Exercise prompt:
In the records below, find each line with the word "receptor" and copy it.

** start **

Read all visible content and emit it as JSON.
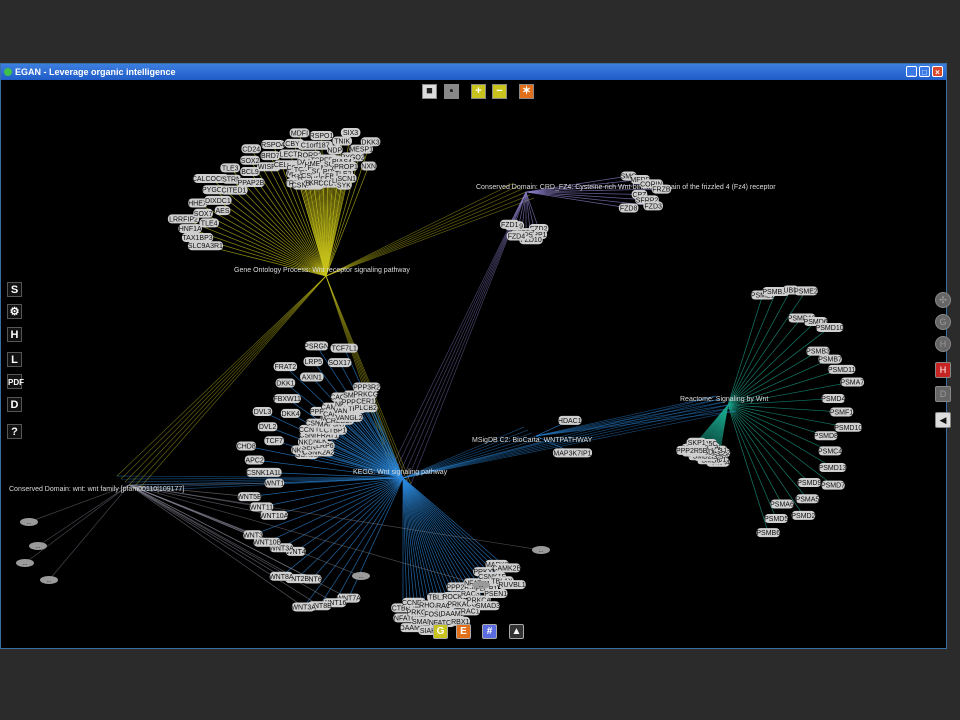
{
  "window": {
    "title": "EGAN - Leverage organic intelligence",
    "minimize": "_",
    "maximize": "□",
    "close": "×"
  },
  "toolbar_top": [
    {
      "label": "■",
      "bg": "#dddddd",
      "fg": "#222222"
    },
    {
      "label": "▪",
      "bg": "#888888",
      "fg": "#222222"
    },
    {
      "label": "+",
      "bg": "#c9c31e",
      "fg": "#ffffff"
    },
    {
      "label": "−",
      "bg": "#c9c31e",
      "fg": "#ffffff"
    },
    {
      "label": "✶",
      "bg": "#e2701b",
      "fg": "#ffffff"
    }
  ],
  "toolbar_left": [
    {
      "label": "S",
      "icon": "s-icon"
    },
    {
      "label": "⚙",
      "icon": "gear-icon"
    },
    {
      "label": "H",
      "icon": "h-icon"
    },
    {
      "label": "L",
      "icon": "l-icon"
    },
    {
      "label": "PDF",
      "icon": "pdf-icon"
    },
    {
      "label": "D",
      "icon": "d-icon"
    },
    {
      "label": "?",
      "icon": "help-icon"
    }
  ],
  "toolbar_right": [
    {
      "label": "✣",
      "icon": "move-icon"
    },
    {
      "label": "G",
      "icon": "g-icon"
    },
    {
      "label": "H",
      "icon": "h-icon"
    },
    {
      "label": "H",
      "icon": "h-red-icon"
    },
    {
      "label": "D",
      "icon": "d-icon"
    },
    {
      "label": "◀",
      "icon": "collapse-left-icon"
    }
  ],
  "toolbar_bottom": [
    {
      "label": "G",
      "bg": "#c9c31e"
    },
    {
      "label": "E",
      "bg": "#e2701b"
    },
    {
      "label": "#",
      "bg": "#5a6be0"
    },
    {
      "label": "▲",
      "bg": "#333333"
    }
  ],
  "colors": {
    "yellow": "#c7c21a",
    "blue": "#2a86d8",
    "teal": "#1aa58c",
    "purple": "#8a7fc8",
    "grey": "#8a8a9a"
  },
  "hubs": [
    {
      "id": "go",
      "label": "Gene Ontology Process: Wnt receptor signaling pathway",
      "color": "yellow"
    },
    {
      "id": "kegg",
      "label": "KEGG: Wnt signaling pathway",
      "color": "blue"
    },
    {
      "id": "reactome",
      "label": "Reactome: Signaling by Wnt",
      "color": "teal"
    },
    {
      "id": "crd",
      "label": "Conserved Domain: CRD_FZ4: Cysteine-rich Wnt-binding domain of the frizzled 4 (Fz4) receptor",
      "color": "purple"
    },
    {
      "id": "wntfam",
      "label": "Conserved Domain: wnt: wnt family [pfam00110|109177]",
      "color": "grey"
    },
    {
      "id": "msig",
      "label": "MSigDB C2: BioCarta: WNTPATHWAY",
      "color": "blue"
    }
  ],
  "nodes": {
    "go": [
      "SLC9A3R1",
      "TAX1BP3",
      "HNF1A",
      "LRRFIP2",
      "TLE4",
      "SOX7",
      "HHEX",
      "AES",
      "DIXDC1",
      "PYGO1",
      "CALCOCO1",
      "CITED1",
      "STRN",
      "TLE3",
      "PPAP2B",
      "BCL9",
      "SOX2",
      "CD24",
      "WISP1",
      "BRD7",
      "RSPO4",
      "CELSR2",
      "LECT2",
      "CBY1",
      "MDFI",
      "RORR2",
      "C1orf187",
      "RSPO1",
      "INVS",
      "NDP",
      "TNIK",
      "SIX3",
      "PYGO2",
      "MESP1",
      "DKK3",
      "NXN",
      "FGF9",
      "MDFIC",
      "LZTS2",
      "TREMENT1",
      "RSPO3",
      "CSNK1G3",
      "CSNK1G1",
      "RARG",
      "TGFB1I1",
      "DACT1",
      "ZEB2",
      "DNF138",
      "HBP1",
      "BARX1",
      "CSNK1G2",
      "FGF10",
      "TSC2",
      "UBE2B",
      "SOX17",
      "MESDC2",
      "KREMEN1",
      "LRP1",
      "MITF",
      "PFDN1",
      "FOXL1",
      "PITPR",
      "SOX17",
      "CCDC88C",
      "FBXW2",
      "GSC",
      "PIAS4",
      "LDB1",
      "TLE2",
      "PROP1",
      "SYK",
      "SCN1"
    ],
    "kegg": [
      "WNT7A",
      "WNT16",
      "WNT8B",
      "WNT3A",
      "WNT6",
      "WNT2B",
      "WNT8A",
      "WNT4",
      "WNT3A",
      "WNT10B",
      "WNT3",
      "WNT10A",
      "WNT11",
      "WNT5B",
      "WNT1",
      "CSNK1A1L",
      "APC2",
      "CHD8",
      "TCF7",
      "DVL2",
      "DVL3",
      "DKK4",
      "FBXW11",
      "DKK1",
      "FRAT2",
      "AXIN1",
      "LRP5",
      "PSRGN",
      "SOX17",
      "TCF7L1",
      "GSK3B",
      "NKD2",
      "CSNK2A2",
      "SENP2",
      "NKD1",
      "LRP6",
      "NLK",
      "CSNK2A1",
      "CCND1",
      "FRAT1",
      "TLE1",
      "CSNK1D",
      "CTBP1",
      "MAP3K7",
      "MYC",
      "PPP2R2A",
      "CREBBP",
      "CAMK2D",
      "CAMK2G",
      "VANGL2",
      "VANGL1",
      "NFAT5",
      "CACYBP",
      "TP53",
      "PPP3CB",
      "SMAD2",
      "PLCB2",
      "CER1",
      "PRKCG",
      "PPP3R2",
      "CTBP2",
      "NFATC2",
      "DAAM1",
      "CCND3",
      "PRKCB",
      "SMAD4",
      "SIAH1",
      "RHOA",
      "FOSL1",
      "NFATC3",
      "TBL1Y",
      "RAC2",
      "DAAM2",
      "RBX1",
      "ROCK1",
      "PRKACG",
      "RAC1",
      "PPP2R5E",
      "RAC3",
      "PRKCA",
      "SMAD3",
      "NFATC1",
      "PLCB1",
      "PSEN1",
      "PRKX",
      "CSNK1E",
      "TBL1X",
      "RUVBL1",
      "MAPK9",
      "CAMK2B"
    ],
    "reactome": [
      "PSME1",
      "PSMB14",
      "UBB",
      "PSME2",
      "PSMD12",
      "PSMD6",
      "PSMD10",
      "PSMB3",
      "PSMB7",
      "PSMD11",
      "PSMA7",
      "PSMD4",
      "PSMF1",
      "PSMD10",
      "PSMD8",
      "PSMC4",
      "PSMD13",
      "PSMD7",
      "PSMD9",
      "PSMA5",
      "PSMD2",
      "PSMA6",
      "PSMD5",
      "PSMB6",
      "PSMA4",
      "PSMC2",
      "PSMB4",
      "PSMD1",
      "PSMA1",
      "PSMA2",
      "PSMC5",
      "PSMB6",
      "PSMC3",
      "PSMB3",
      "PSMA3",
      "PSMC6",
      "PSMB1",
      "PSMD3",
      "PSMB2",
      "PPP2R1A",
      "PPP2CA",
      "PPP2R5D",
      "PPP2R5C",
      "CUL1",
      "PPP2CB",
      "PPP2R5B",
      "SKP1"
    ],
    "crd": [
      "SMO",
      "MFRP",
      "CORIN",
      "FRZB",
      "CPZ",
      "SFRP2",
      "FZD3",
      "FZD8",
      "FZD2",
      "SFRP1",
      "FZD10",
      "FZD7",
      "SFRP5",
      "FZD4",
      "FZD9",
      "FZD1"
    ],
    "msig": [
      "HDAC1",
      "MAP3K7IP1"
    ]
  },
  "collapsed_marker": "..."
}
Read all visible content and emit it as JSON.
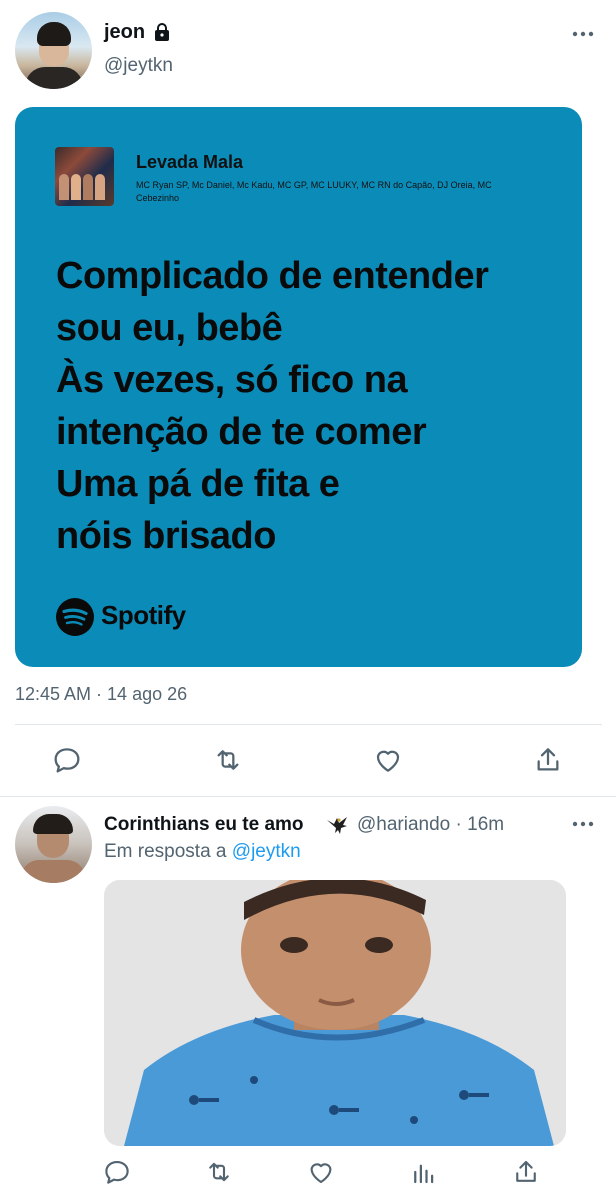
{
  "tweet": {
    "author_name": "jeon",
    "author_handle": "@jeytkn",
    "timestamp": "12:45 AM · 14 ago 26",
    "card": {
      "song_title": "Levada Mala",
      "artists": "MC Ryan SP, Mc Daniel, Mc Kadu, MC GP, MC LUUKY, MC RN do Capão, DJ Oreia, MC Cebezinho",
      "lyrics": [
        "Complicado de entender",
        "sou eu, bebê",
        "Às vezes, só fico na",
        "intenção de te comer",
        "Uma pá de fita e",
        "nóis brisado"
      ],
      "brand": "Spotify",
      "background_color": "#0b8cb8"
    },
    "actions": [
      "reply-icon",
      "retweet-icon",
      "like-icon",
      "share-icon"
    ]
  },
  "reply": {
    "author_name": "Corinthians eu te amo",
    "author_handle": "@hariando · 16m",
    "replying_prefix": "Em resposta a",
    "replying_to": "@jeytkn",
    "actions": [
      "reply-icon",
      "retweet-icon",
      "like-icon",
      "analytics-icon",
      "share-icon"
    ]
  },
  "colors": {
    "secondary_text": "#536471",
    "link": "#1d9bf0",
    "divider": "#e1e6ea",
    "icon": "#536471"
  }
}
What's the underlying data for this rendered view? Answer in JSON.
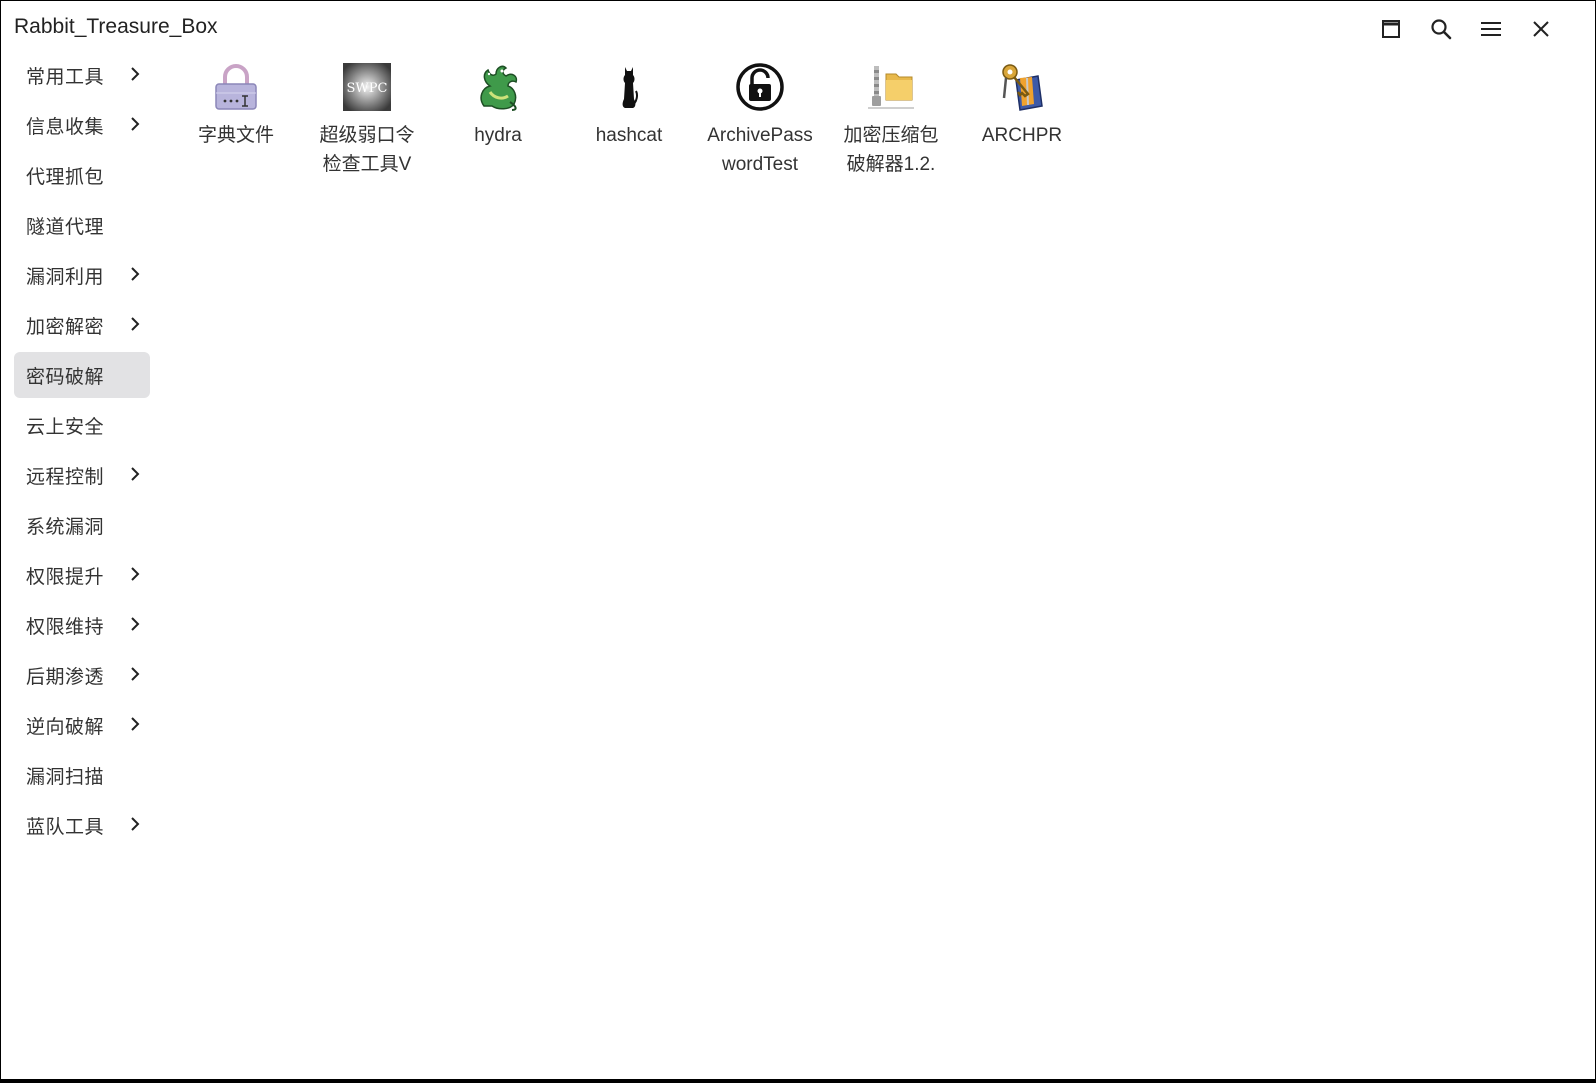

** end **

The solution:
      "label": "Gene Ontology Process: Wnt receptor signaling pathway",
      "label": "Conserved Domain: CRD_FZ4: Cysteine-rich Wnt-binding domain of the frizzled 4 (Fz4) receptor",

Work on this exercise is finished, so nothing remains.